Data for this task:
## begin
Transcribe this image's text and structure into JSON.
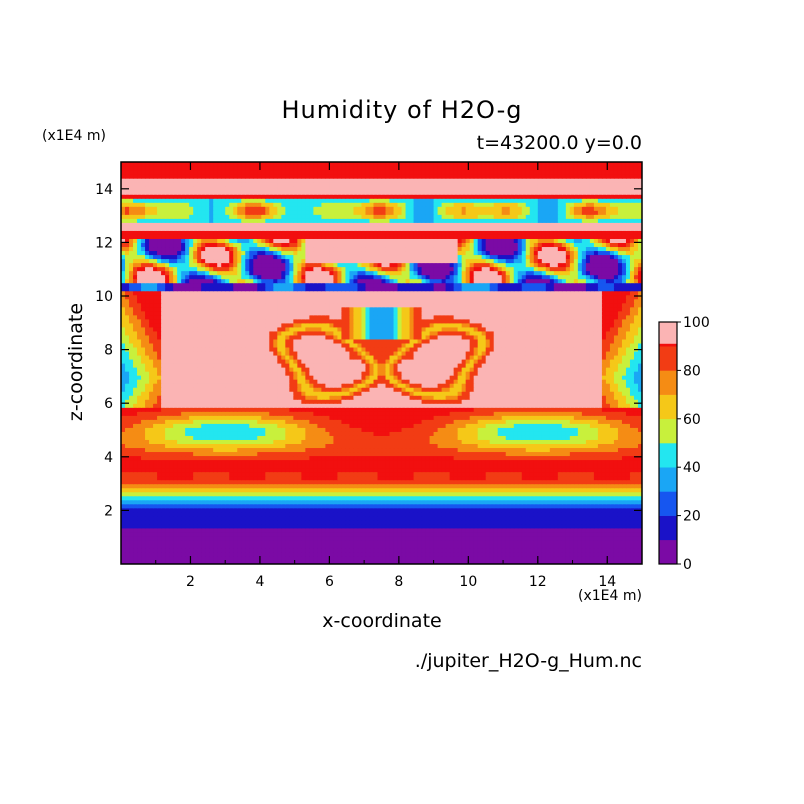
{
  "chart_data": {
    "type": "heatmap",
    "title": "Humidity of H2O-g",
    "subtitle": "t=43200.0 y=0.0",
    "xlabel": "x-coordinate",
    "ylabel": "z-coordinate",
    "x_multiplier": "(x1E4 m)",
    "y_multiplier": "(x1E4 m)",
    "xlim": [
      0,
      15
    ],
    "ylim": [
      0,
      15
    ],
    "x_ticks": [
      "2",
      "4",
      "6",
      "8",
      "10",
      "12",
      "14"
    ],
    "y_ticks": [
      "2",
      "4",
      "6",
      "8",
      "10",
      "12",
      "14"
    ],
    "colorbar": {
      "levels": [
        0,
        10,
        20,
        30,
        40,
        50,
        60,
        70,
        80,
        90,
        100
      ],
      "labels": [
        "0",
        "20",
        "40",
        "60",
        "80",
        "100"
      ],
      "colors": [
        "#7b0aa5",
        "#1a12c8",
        "#1656f0",
        "#1aa6f5",
        "#23e6f0",
        "#c8f03c",
        "#f5c818",
        "#f58c14",
        "#f23c14",
        "#f20f0f"
      ],
      "top_color": "#fbb4b4"
    },
    "filename": "./jupiter_H2O-g_Hum.nc"
  }
}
## end
Task brief:
All lines above containing the string "coordinate" are to be collected.

Solution to this exercise:
    "xlabel": "x-coordinate",
    "ylabel": "z-coordinate",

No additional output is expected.